Records from a collection
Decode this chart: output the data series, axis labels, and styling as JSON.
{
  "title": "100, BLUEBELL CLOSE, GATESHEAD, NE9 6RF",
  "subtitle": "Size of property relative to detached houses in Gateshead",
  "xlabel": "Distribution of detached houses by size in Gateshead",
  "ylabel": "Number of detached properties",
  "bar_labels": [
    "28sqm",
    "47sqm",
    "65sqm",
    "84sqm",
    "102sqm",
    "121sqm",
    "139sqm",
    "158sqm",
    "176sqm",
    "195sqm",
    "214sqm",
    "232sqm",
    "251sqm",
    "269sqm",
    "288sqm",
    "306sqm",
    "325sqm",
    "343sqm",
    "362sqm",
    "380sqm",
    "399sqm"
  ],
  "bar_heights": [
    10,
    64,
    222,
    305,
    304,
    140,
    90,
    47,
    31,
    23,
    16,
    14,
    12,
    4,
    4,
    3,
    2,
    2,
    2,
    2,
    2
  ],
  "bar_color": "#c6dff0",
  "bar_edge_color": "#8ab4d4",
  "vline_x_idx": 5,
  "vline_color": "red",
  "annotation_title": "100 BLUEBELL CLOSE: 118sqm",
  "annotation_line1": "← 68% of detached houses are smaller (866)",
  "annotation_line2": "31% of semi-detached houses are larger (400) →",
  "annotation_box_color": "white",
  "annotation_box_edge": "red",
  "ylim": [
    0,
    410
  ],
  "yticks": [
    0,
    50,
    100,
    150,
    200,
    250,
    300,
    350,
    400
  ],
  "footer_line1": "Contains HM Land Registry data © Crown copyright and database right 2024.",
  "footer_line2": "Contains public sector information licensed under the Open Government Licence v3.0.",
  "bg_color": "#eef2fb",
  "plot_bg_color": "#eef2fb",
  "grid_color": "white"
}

## PROBLEM TO SOLVE
Exactly as written above, please repeat the entries.

## RESULT OF THE EXERCISE
Decode this chart: output the data series, axis labels, and styling as JSON.
{
  "title": "100, BLUEBELL CLOSE, GATESHEAD, NE9 6RF",
  "subtitle": "Size of property relative to detached houses in Gateshead",
  "xlabel": "Distribution of detached houses by size in Gateshead",
  "ylabel": "Number of detached properties",
  "bar_labels": [
    "28sqm",
    "47sqm",
    "65sqm",
    "84sqm",
    "102sqm",
    "121sqm",
    "139sqm",
    "158sqm",
    "176sqm",
    "195sqm",
    "214sqm",
    "232sqm",
    "251sqm",
    "269sqm",
    "288sqm",
    "306sqm",
    "325sqm",
    "343sqm",
    "362sqm",
    "380sqm",
    "399sqm"
  ],
  "bar_heights": [
    10,
    64,
    222,
    305,
    304,
    140,
    90,
    47,
    31,
    23,
    16,
    14,
    12,
    4,
    4,
    3,
    2,
    2,
    2,
    2,
    2
  ],
  "bar_color": "#c6dff0",
  "bar_edge_color": "#8ab4d4",
  "vline_x_idx": 5,
  "vline_color": "red",
  "annotation_title": "100 BLUEBELL CLOSE: 118sqm",
  "annotation_line1": "← 68% of detached houses are smaller (866)",
  "annotation_line2": "31% of semi-detached houses are larger (400) →",
  "annotation_box_color": "white",
  "annotation_box_edge": "red",
  "ylim": [
    0,
    410
  ],
  "yticks": [
    0,
    50,
    100,
    150,
    200,
    250,
    300,
    350,
    400
  ],
  "footer_line1": "Contains HM Land Registry data © Crown copyright and database right 2024.",
  "footer_line2": "Contains public sector information licensed under the Open Government Licence v3.0.",
  "bg_color": "#eef2fb",
  "plot_bg_color": "#eef2fb",
  "grid_color": "white"
}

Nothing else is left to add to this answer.